Given problem: Find the lines that hold "library". Report only how many there are.

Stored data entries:
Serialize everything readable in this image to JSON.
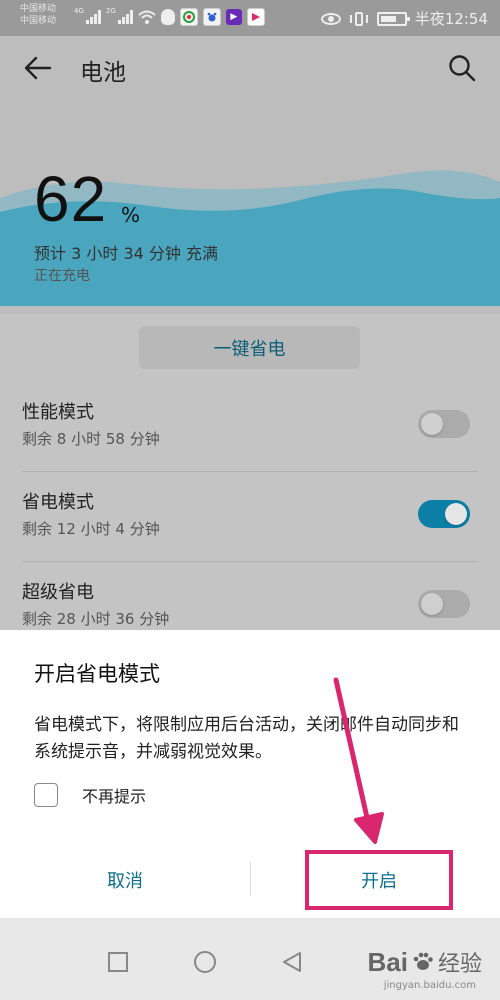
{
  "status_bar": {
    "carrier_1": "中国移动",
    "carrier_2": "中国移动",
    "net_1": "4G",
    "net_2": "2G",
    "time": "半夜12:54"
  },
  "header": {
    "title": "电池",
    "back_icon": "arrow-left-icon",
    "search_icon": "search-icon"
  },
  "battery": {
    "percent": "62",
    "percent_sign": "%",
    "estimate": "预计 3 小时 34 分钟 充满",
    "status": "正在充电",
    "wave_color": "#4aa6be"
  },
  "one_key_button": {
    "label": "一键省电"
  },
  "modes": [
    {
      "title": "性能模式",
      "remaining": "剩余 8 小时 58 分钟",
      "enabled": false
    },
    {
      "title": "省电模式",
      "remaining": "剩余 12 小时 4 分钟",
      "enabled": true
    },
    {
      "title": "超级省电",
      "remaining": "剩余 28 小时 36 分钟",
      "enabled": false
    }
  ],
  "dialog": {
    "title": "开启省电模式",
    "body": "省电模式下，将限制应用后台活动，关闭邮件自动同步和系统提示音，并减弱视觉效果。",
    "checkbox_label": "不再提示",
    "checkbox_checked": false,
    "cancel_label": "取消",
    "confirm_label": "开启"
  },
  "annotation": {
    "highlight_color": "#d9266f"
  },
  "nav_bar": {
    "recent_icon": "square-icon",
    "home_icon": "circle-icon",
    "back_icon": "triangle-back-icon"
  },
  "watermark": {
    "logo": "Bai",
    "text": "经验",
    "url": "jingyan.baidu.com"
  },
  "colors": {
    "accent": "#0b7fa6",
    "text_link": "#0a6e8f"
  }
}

---

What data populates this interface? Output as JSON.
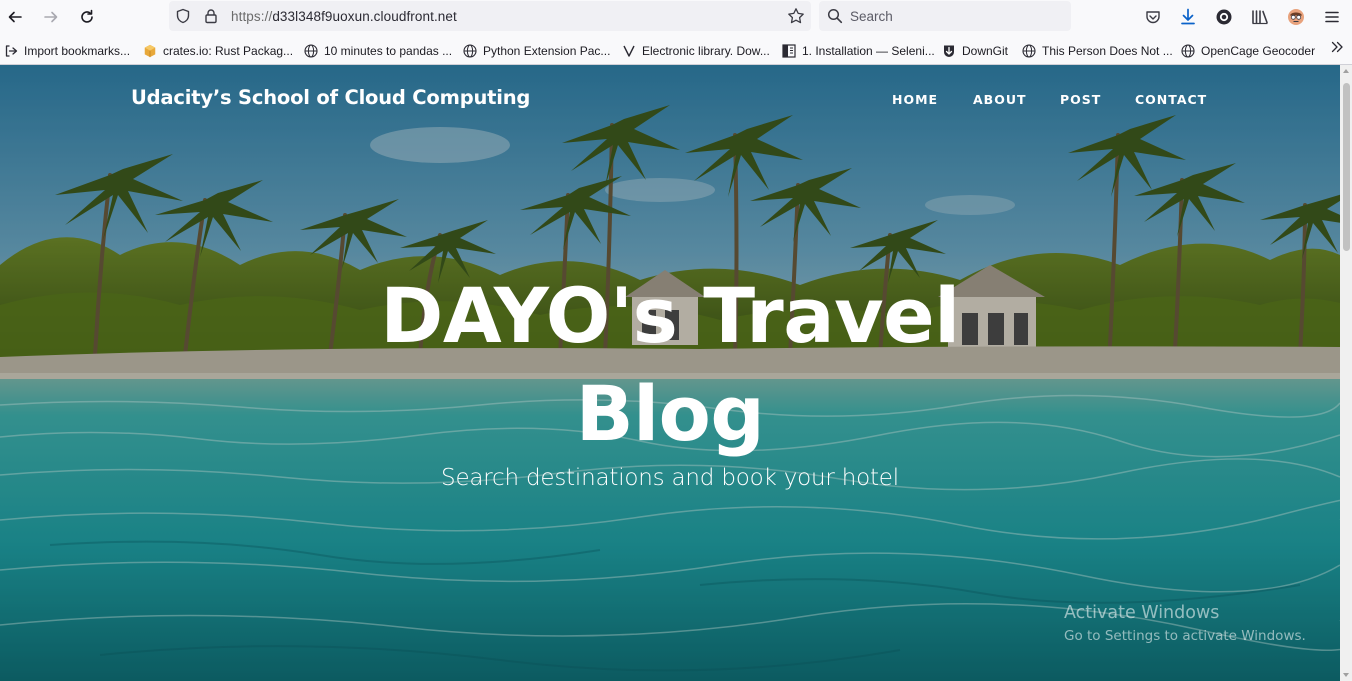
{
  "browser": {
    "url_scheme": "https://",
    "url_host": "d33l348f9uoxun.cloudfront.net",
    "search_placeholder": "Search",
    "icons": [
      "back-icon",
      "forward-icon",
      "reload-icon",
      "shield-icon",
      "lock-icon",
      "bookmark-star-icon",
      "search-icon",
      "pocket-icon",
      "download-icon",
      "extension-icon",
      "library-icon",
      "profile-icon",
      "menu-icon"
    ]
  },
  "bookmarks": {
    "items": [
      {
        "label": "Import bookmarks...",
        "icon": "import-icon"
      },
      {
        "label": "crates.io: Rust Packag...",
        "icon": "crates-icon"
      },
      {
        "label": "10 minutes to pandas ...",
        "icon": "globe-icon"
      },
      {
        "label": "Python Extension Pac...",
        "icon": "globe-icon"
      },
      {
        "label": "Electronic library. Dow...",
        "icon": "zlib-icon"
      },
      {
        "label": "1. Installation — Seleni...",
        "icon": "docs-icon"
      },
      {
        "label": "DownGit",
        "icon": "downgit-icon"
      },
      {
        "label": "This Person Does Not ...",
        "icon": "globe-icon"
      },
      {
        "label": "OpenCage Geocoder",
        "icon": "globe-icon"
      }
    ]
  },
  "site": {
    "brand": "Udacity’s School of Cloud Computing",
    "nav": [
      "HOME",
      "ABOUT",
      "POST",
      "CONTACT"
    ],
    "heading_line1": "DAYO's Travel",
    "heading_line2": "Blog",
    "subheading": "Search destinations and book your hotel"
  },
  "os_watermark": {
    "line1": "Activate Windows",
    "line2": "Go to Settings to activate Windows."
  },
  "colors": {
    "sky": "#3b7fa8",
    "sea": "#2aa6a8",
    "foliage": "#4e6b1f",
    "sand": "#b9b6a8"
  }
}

Task response: 2